TASK INSTRUCTIONS -
Write out each entry again. Keep every word exactly as it is.

Data records:
※
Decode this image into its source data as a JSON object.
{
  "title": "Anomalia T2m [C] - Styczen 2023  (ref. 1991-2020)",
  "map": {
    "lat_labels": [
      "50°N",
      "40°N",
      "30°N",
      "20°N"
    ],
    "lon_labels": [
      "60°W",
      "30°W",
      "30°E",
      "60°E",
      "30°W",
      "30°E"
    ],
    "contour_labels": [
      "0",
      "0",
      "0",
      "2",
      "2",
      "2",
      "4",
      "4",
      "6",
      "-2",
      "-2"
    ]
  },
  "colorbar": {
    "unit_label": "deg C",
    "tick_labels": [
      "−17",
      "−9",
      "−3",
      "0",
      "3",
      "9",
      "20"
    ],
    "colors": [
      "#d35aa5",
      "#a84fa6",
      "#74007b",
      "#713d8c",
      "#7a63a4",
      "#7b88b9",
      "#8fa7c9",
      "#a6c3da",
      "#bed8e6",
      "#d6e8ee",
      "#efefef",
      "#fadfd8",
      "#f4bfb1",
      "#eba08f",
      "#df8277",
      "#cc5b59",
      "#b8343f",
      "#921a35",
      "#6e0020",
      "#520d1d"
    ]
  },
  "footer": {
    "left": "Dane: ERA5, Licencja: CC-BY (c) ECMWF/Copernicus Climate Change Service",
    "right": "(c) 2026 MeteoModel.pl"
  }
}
※
RESPONSE -
Decode this image into its source data as a JSON object.
{
  "title": "Anomalia T2m [C] - Styczen 2023  (ref. 1991-2020)",
  "map": {
    "lat_labels": [
      "50°N",
      "40°N",
      "30°N",
      "20°N"
    ],
    "lon_labels": [
      "60°W",
      "30°W",
      "30°E",
      "60°E",
      "30°W",
      "30°E"
    ],
    "contour_labels": [
      "0",
      "0",
      "0",
      "2",
      "2",
      "2",
      "4",
      "4",
      "6",
      "-2",
      "-2"
    ]
  },
  "colorbar": {
    "unit_label": "deg C",
    "tick_labels": [
      "−17",
      "−9",
      "−3",
      "0",
      "3",
      "9",
      "20"
    ],
    "colors": [
      "#d35aa5",
      "#a84fa6",
      "#74007b",
      "#713d8c",
      "#7a63a4",
      "#7b88b9",
      "#8fa7c9",
      "#a6c3da",
      "#bed8e6",
      "#d6e8ee",
      "#efefef",
      "#fadfd8",
      "#f4bfb1",
      "#eba08f",
      "#df8277",
      "#cc5b59",
      "#b8343f",
      "#921a35",
      "#6e0020",
      "#520d1d"
    ]
  },
  "footer": {
    "left": "Dane: ERA5, Licencja: CC-BY (c) ECMWF/Copernicus Climate Change Service",
    "right": "(c) 2026 MeteoModel.pl"
  }
}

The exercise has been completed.